LISTED ENTRIES:
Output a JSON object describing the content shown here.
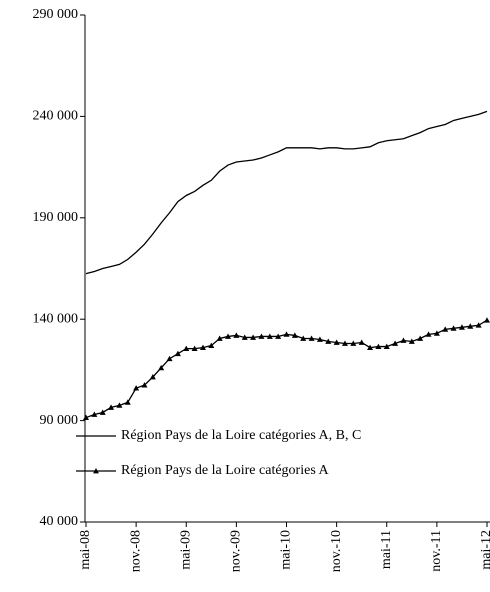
{
  "chart_data": {
    "type": "line",
    "categories": [
      "mai-08",
      null,
      null,
      null,
      null,
      null,
      "nov.-08",
      null,
      null,
      null,
      null,
      null,
      "mai-09",
      null,
      null,
      null,
      null,
      null,
      "nov.-09",
      null,
      null,
      null,
      null,
      null,
      "mai-10",
      null,
      null,
      null,
      null,
      null,
      "nov.-10",
      null,
      null,
      null,
      null,
      null,
      "mai-11",
      null,
      null,
      null,
      null,
      null,
      "nov.-11",
      null,
      null,
      null,
      null,
      null,
      "mai-12"
    ],
    "series": [
      {
        "name": "Région Pays de la Loire catégories A, B, C",
        "color": "#000000",
        "marker": "none",
        "values": [
          162500,
          163500,
          165000,
          166000,
          167000,
          169500,
          173000,
          177000,
          182000,
          187500,
          192500,
          198000,
          201000,
          203000,
          206000,
          208500,
          213000,
          216000,
          217500,
          218000,
          218500,
          219500,
          221000,
          222500,
          224500,
          224500,
          224500,
          224500,
          224000,
          224500,
          224500,
          224000,
          224000,
          224500,
          225000,
          227000,
          228000,
          228500,
          229000,
          230500,
          232000,
          234000,
          235000,
          236000,
          238000,
          239000,
          240000,
          241000,
          242500
        ]
      },
      {
        "name": "Région Pays de la Loire catégories A",
        "color": "#000000",
        "marker": "triangle",
        "values": [
          91500,
          93000,
          94000,
          96500,
          97500,
          99000,
          106000,
          107500,
          111500,
          116000,
          120500,
          123000,
          125500,
          125500,
          126000,
          127000,
          130500,
          131500,
          132000,
          131000,
          131000,
          131500,
          131500,
          131500,
          132500,
          132000,
          130500,
          130500,
          130000,
          129000,
          128500,
          128000,
          128000,
          128500,
          126000,
          126500,
          126500,
          128000,
          129500,
          129000,
          130500,
          132500,
          133000,
          135000,
          135500,
          136000,
          136500,
          137000,
          139500
        ]
      }
    ],
    "ylim": [
      40000,
      290000
    ],
    "yticks": [
      {
        "value": 40000,
        "label": "40 000"
      },
      {
        "value": 90000,
        "label": "90 000"
      },
      {
        "value": 140000,
        "label": "140 000"
      },
      {
        "value": 190000,
        "label": "190 000"
      },
      {
        "value": 240000,
        "label": "240 000"
      },
      {
        "value": 290000,
        "label": "290 000"
      }
    ],
    "grid": false,
    "legend": "lower-left"
  }
}
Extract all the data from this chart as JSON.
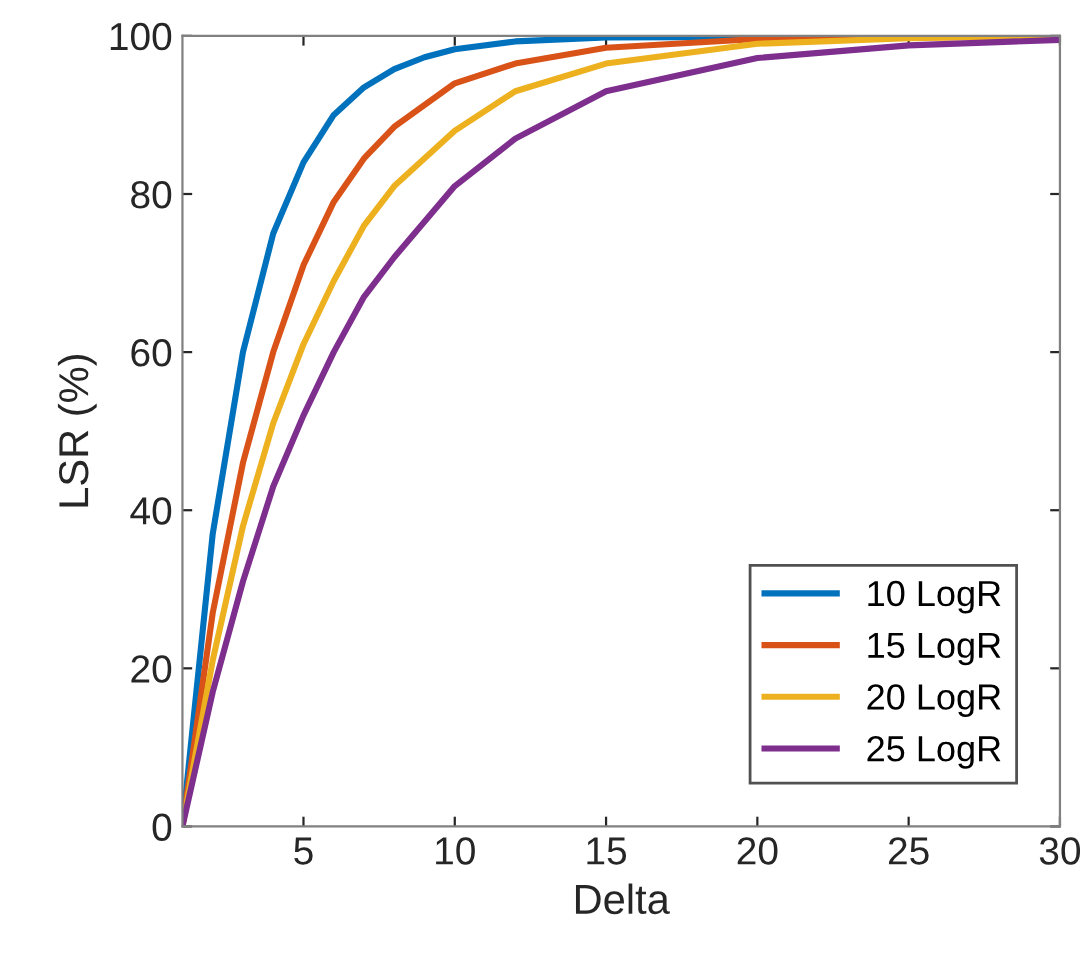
{
  "chart_data": {
    "type": "line",
    "xlabel": "Delta",
    "ylabel": "LSR (%)",
    "xlim": [
      1,
      30
    ],
    "xticks": [
      5,
      10,
      15,
      20,
      25,
      30
    ],
    "ylim": [
      0,
      100
    ],
    "yticks": [
      0,
      20,
      40,
      60,
      80,
      100
    ],
    "grid": false,
    "legend": "bottom right",
    "marker": "none",
    "line_style": "solid",
    "series": [
      {
        "name": "10 LogR",
        "color": "#0072bd",
        "x": [
          1,
          2,
          3,
          4,
          5,
          6,
          7,
          8,
          9,
          10,
          12,
          15,
          30
        ],
        "values": [
          0,
          37,
          60,
          75,
          84,
          90,
          93.5,
          95.8,
          97.3,
          98.3,
          99.3,
          99.8,
          100
        ]
      },
      {
        "name": "15 LogR",
        "color": "#d95319",
        "x": [
          1,
          2,
          3,
          4,
          5,
          6,
          7,
          8,
          10,
          12,
          15,
          20,
          30
        ],
        "values": [
          0,
          27,
          46,
          60,
          71,
          79,
          84.5,
          88.5,
          94,
          96.5,
          98.5,
          99.6,
          100
        ]
      },
      {
        "name": "20 LogR",
        "color": "#edb120",
        "x": [
          1,
          2,
          3,
          4,
          5,
          6,
          7,
          8,
          10,
          12,
          15,
          20,
          25,
          30
        ],
        "values": [
          0,
          21,
          38,
          51,
          61,
          69,
          76,
          81,
          88,
          93,
          96.5,
          99,
          99.7,
          100
        ]
      },
      {
        "name": "25 LogR",
        "color": "#7e2f8e",
        "x": [
          1,
          2,
          3,
          4,
          5,
          6,
          7,
          8,
          10,
          12,
          15,
          20,
          25,
          30
        ],
        "values": [
          0,
          17,
          31,
          43,
          52,
          60,
          67,
          72,
          81,
          87,
          93,
          97.2,
          98.8,
          99.5
        ]
      }
    ]
  }
}
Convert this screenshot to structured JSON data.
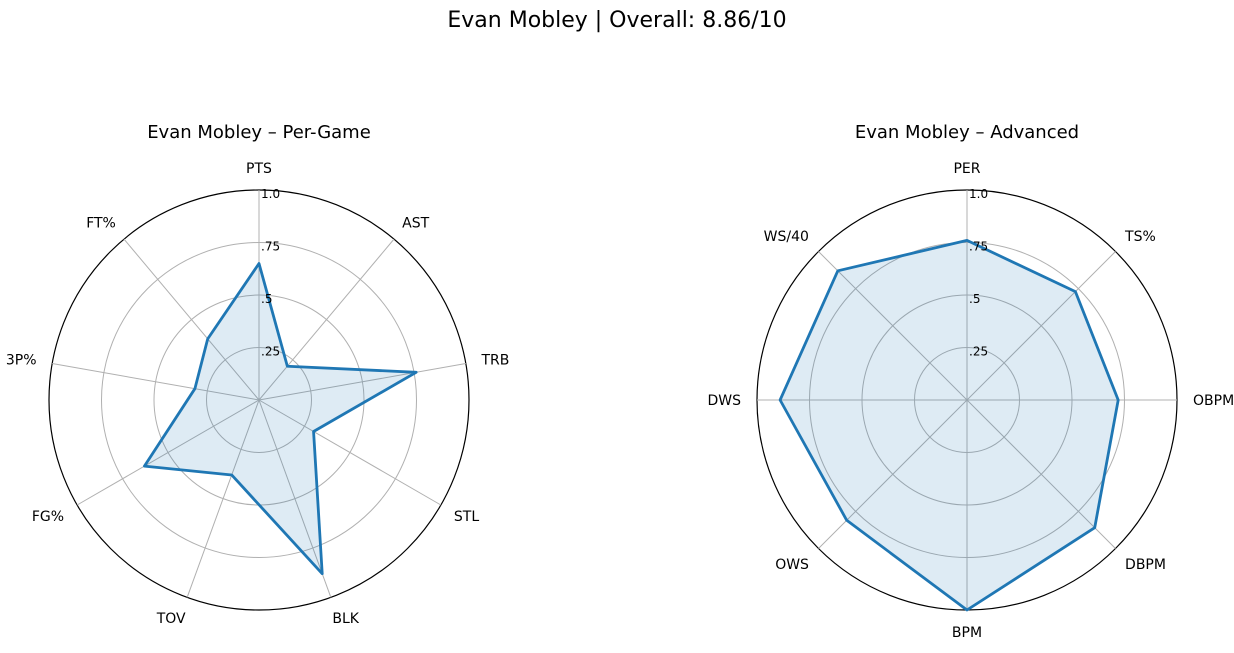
{
  "figure": {
    "suptitle": "Evan Mobley | Overall: 8.86/10"
  },
  "chart_data": [
    {
      "type": "radar",
      "title": "Evan Mobley – Per-Game",
      "axes": [
        "PTS",
        "AST",
        "TRB",
        "STL",
        "BLK",
        "TOV",
        "FG%",
        "3P%",
        "FT%"
      ],
      "values": [
        0.65,
        0.21,
        0.76,
        0.3,
        0.88,
        0.38,
        0.63,
        0.31,
        0.38
      ],
      "rlim": [
        0,
        1.0
      ],
      "rticks": [
        ".25",
        ".5",
        ".75",
        "1.0"
      ],
      "grid": true,
      "color": "#1f77b4"
    },
    {
      "type": "radar",
      "title": "Evan Mobley – Advanced",
      "axes": [
        "PER",
        "TS%",
        "OBPM",
        "DBPM",
        "BPM",
        "OWS",
        "DWS",
        "WS/40"
      ],
      "values": [
        0.76,
        0.73,
        0.72,
        0.86,
        1.0,
        0.81,
        0.89,
        0.87
      ],
      "rlim": [
        0,
        1.0
      ],
      "rticks": [
        ".25",
        ".5",
        ".75",
        "1.0"
      ],
      "grid": true,
      "color": "#1f77b4"
    }
  ]
}
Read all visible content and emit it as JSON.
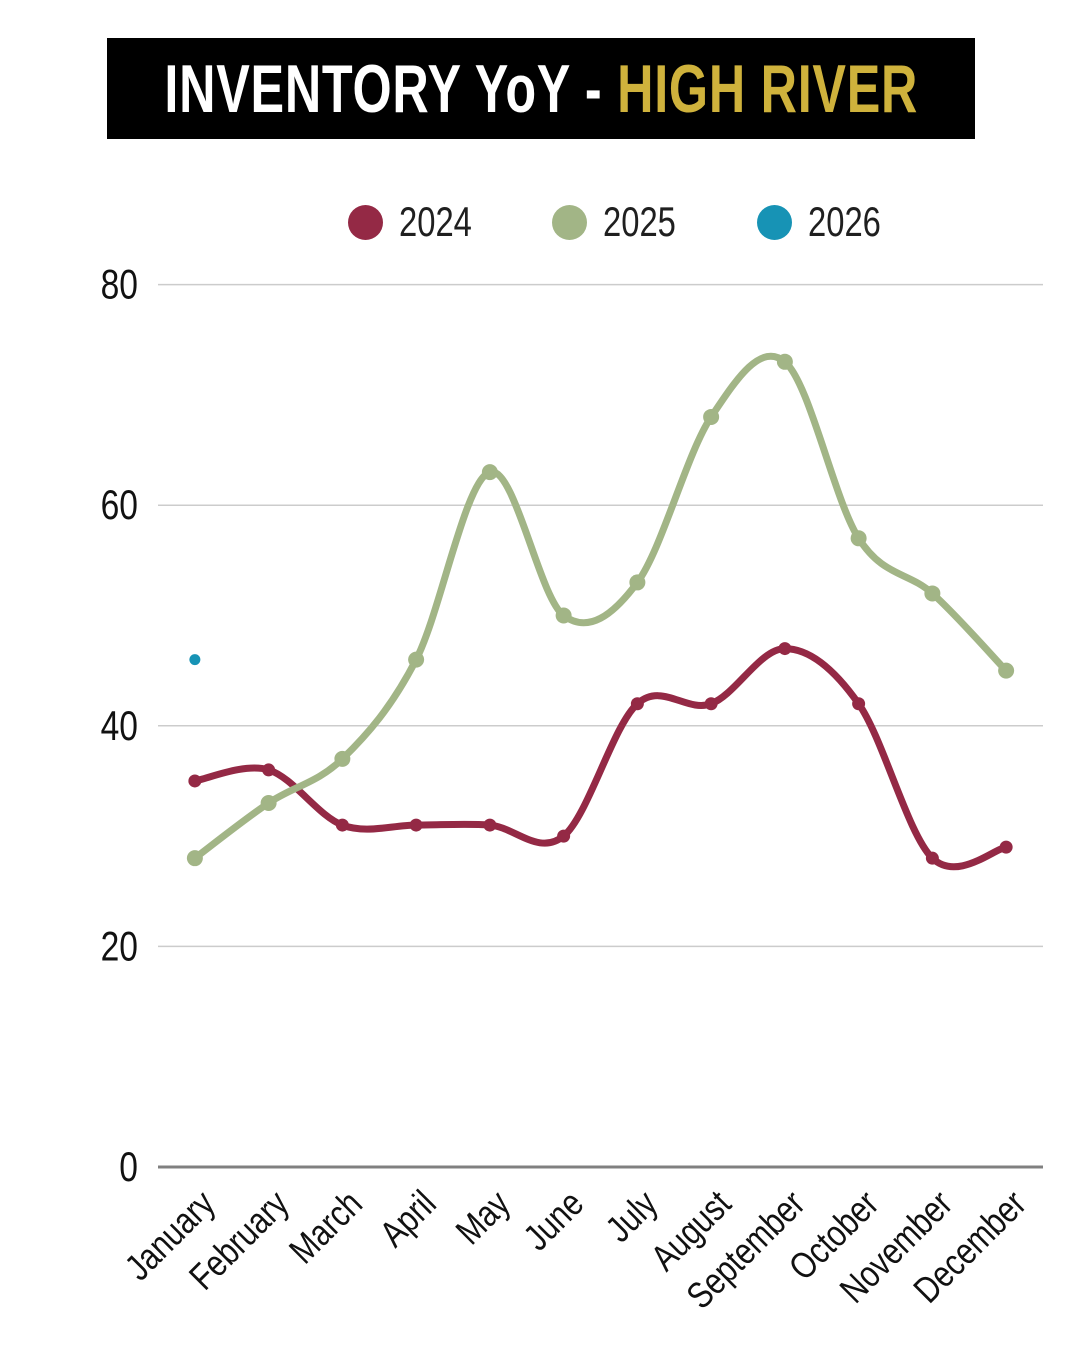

DO THIS: Where a line contains "JSON", copy that line.

REPLY:
Output a JSON object describing the content shown here.
Extract all the data from this chart as JSON.
Convert this screenshot to structured JSON data.
Read all visible content and emit it as JSON.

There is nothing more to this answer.